• **THE REQUEST**: Any pictures in the records below should be skipped; write out everything else exactly.

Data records

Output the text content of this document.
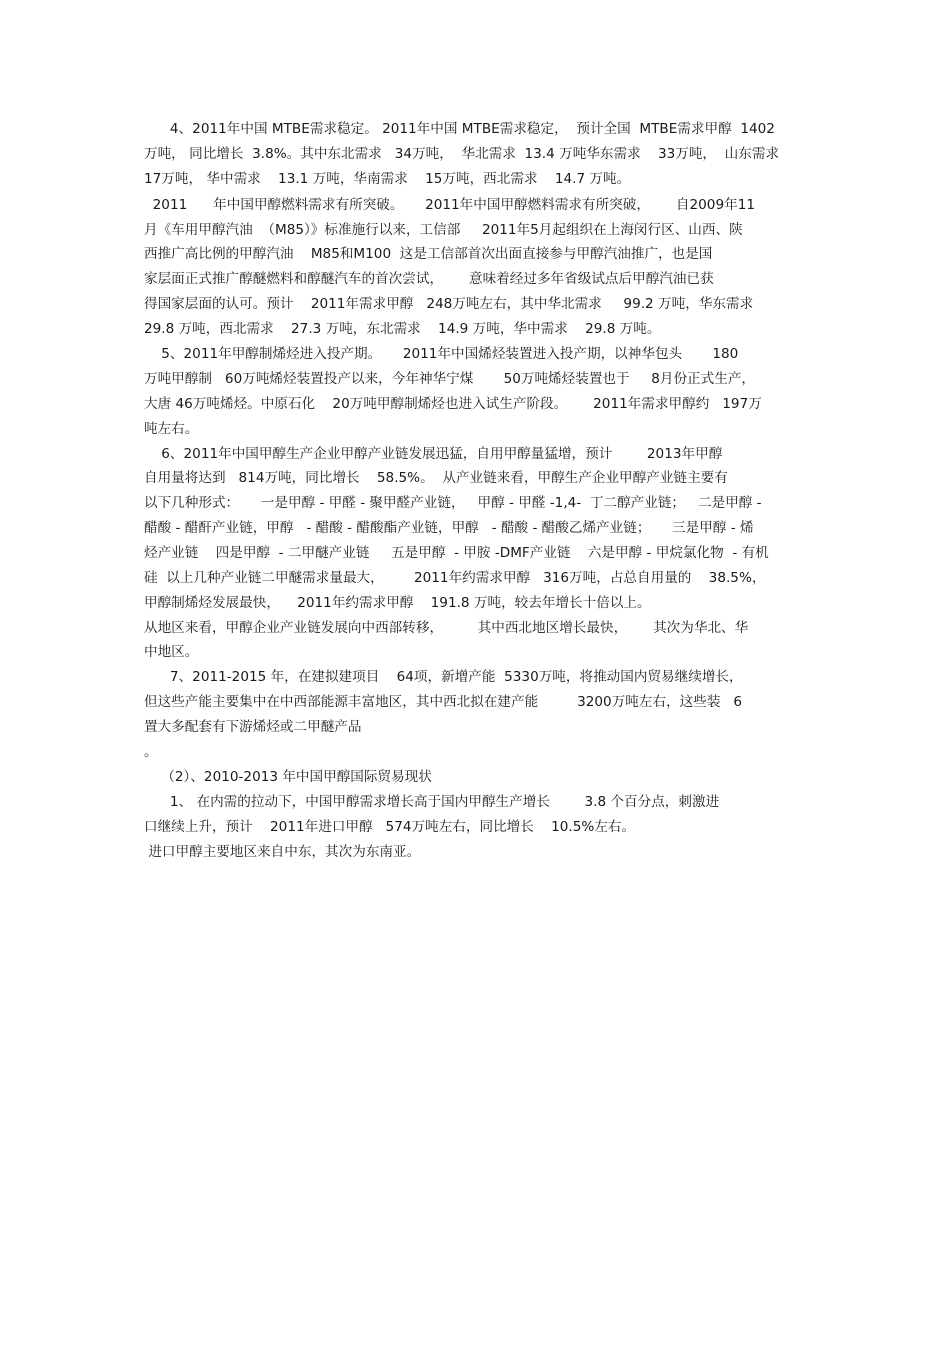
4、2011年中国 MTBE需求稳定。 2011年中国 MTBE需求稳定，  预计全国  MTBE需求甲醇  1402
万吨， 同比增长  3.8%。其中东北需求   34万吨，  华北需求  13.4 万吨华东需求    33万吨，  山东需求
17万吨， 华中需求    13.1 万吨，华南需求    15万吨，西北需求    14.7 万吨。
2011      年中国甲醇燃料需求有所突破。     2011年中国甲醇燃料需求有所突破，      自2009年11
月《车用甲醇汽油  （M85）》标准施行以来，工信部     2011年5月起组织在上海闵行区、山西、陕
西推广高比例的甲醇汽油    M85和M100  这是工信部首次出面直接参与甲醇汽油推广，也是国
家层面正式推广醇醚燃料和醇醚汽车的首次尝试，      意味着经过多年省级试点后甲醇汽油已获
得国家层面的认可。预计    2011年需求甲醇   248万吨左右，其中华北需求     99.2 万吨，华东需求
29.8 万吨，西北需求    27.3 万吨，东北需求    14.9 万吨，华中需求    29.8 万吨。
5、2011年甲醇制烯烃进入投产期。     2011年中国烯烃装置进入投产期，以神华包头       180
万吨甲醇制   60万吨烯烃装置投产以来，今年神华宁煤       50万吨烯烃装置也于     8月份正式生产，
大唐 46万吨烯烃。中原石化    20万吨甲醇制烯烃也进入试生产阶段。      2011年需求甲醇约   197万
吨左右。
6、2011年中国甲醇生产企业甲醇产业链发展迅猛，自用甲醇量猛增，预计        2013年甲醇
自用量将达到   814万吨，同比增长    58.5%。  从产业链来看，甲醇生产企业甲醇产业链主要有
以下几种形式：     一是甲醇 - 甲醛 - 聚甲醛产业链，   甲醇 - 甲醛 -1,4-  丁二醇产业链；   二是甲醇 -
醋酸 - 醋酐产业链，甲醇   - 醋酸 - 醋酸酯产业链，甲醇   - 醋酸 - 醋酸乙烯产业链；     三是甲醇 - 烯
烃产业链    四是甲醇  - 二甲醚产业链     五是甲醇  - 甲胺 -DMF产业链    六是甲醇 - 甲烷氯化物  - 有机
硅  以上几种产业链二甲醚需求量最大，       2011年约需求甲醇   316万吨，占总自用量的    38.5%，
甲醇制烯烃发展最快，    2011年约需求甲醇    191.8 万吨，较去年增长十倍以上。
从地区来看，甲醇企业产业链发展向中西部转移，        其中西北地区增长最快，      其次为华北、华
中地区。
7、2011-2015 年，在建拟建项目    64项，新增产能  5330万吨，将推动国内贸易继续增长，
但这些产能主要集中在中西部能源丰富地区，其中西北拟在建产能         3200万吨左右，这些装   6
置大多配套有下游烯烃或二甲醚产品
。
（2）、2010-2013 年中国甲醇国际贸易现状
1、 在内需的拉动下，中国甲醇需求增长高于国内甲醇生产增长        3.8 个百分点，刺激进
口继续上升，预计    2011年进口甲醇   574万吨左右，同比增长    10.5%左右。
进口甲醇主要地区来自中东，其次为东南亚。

• **TASK OUTPUT**:
Output the text content of this document.
4、2011年中国 MTBE需求稳定。 2011年中国 MTBE需求稳定，  预计全国  MTBE需求甲醇  1402
万吨， 同比增长  3.8%。其中东北需求   34万吨，  华北需求  13.4 万吨华东需求    33万吨，  山东需求
17万吨， 华中需求    13.1 万吨，华南需求    15万吨，西北需求    14.7 万吨。
2011      年中国甲醇燃料需求有所突破。     2011年中国甲醇燃料需求有所突破，      自2009年11
月《车用甲醇汽油  （M85）》标准施行以来，工信部     2011年5月起组织在上海闵行区、山西、陕
西推广高比例的甲醇汽油    M85和M100  这是工信部首次出面直接参与甲醇汽油推广，也是国
家层面正式推广醇醚燃料和醇醚汽车的首次尝试，      意味着经过多年省级试点后甲醇汽油已获
得国家层面的认可。预计    2011年需求甲醇   248万吨左右，其中华北需求     99.2 万吨，华东需求
29.8 万吨，西北需求    27.3 万吨，东北需求    14.9 万吨，华中需求    29.8 万吨。
5、2011年甲醇制烯烃进入投产期。     2011年中国烯烃装置进入投产期，以神华包头       180
万吨甲醇制   60万吨烯烃装置投产以来，今年神华宁煤       50万吨烯烃装置也于     8月份正式生产，
大唐 46万吨烯烃。中原石化    20万吨甲醇制烯烃也进入试生产阶段。      2011年需求甲醇约   197万
吨左右。
6、2011年中国甲醇生产企业甲醇产业链发展迅猛，自用甲醇量猛增，预计        2013年甲醇
自用量将达到   814万吨，同比增长    58.5%。  从产业链来看，甲醇生产企业甲醇产业链主要有
以下几种形式：     一是甲醇 - 甲醛 - 聚甲醛产业链，   甲醇 - 甲醛 -1,4-  丁二醇产业链；   二是甲醇 -
醋酸 - 醋酐产业链，甲醇   - 醋酸 - 醋酸酯产业链，甲醇   - 醋酸 - 醋酸乙烯产业链；     三是甲醇 - 烯
烃产业链    四是甲醇  - 二甲醚产业链     五是甲醇  - 甲胺 -DMF产业链    六是甲醇 - 甲烷氯化物  - 有机
硅  以上几种产业链二甲醚需求量最大，       2011年约需求甲醇   316万吨，占总自用量的    38.5%，
甲醇制烯烃发展最快，    2011年约需求甲醇    191.8 万吨，较去年增长十倍以上。
从地区来看，甲醇企业产业链发展向中西部转移，        其中西北地区增长最快，      其次为华北、华
中地区。
7、2011-2015 年，在建拟建项目    64项，新增产能  5330万吨，将推动国内贸易继续增长，
但这些产能主要集中在中西部能源丰富地区，其中西北拟在建产能         3200万吨左右，这些装   6
置大多配套有下游烯烃或二甲醚产品
。
（2）、2010-2013 年中国甲醇国际贸易现状
1、 在内需的拉动下，中国甲醇需求增长高于国内甲醇生产增长        3.8 个百分点，刺激进
口继续上升，预计    2011年进口甲醇   574万吨左右，同比增长    10.5%左右。
进口甲醇主要地区来自中东，其次为东南亚。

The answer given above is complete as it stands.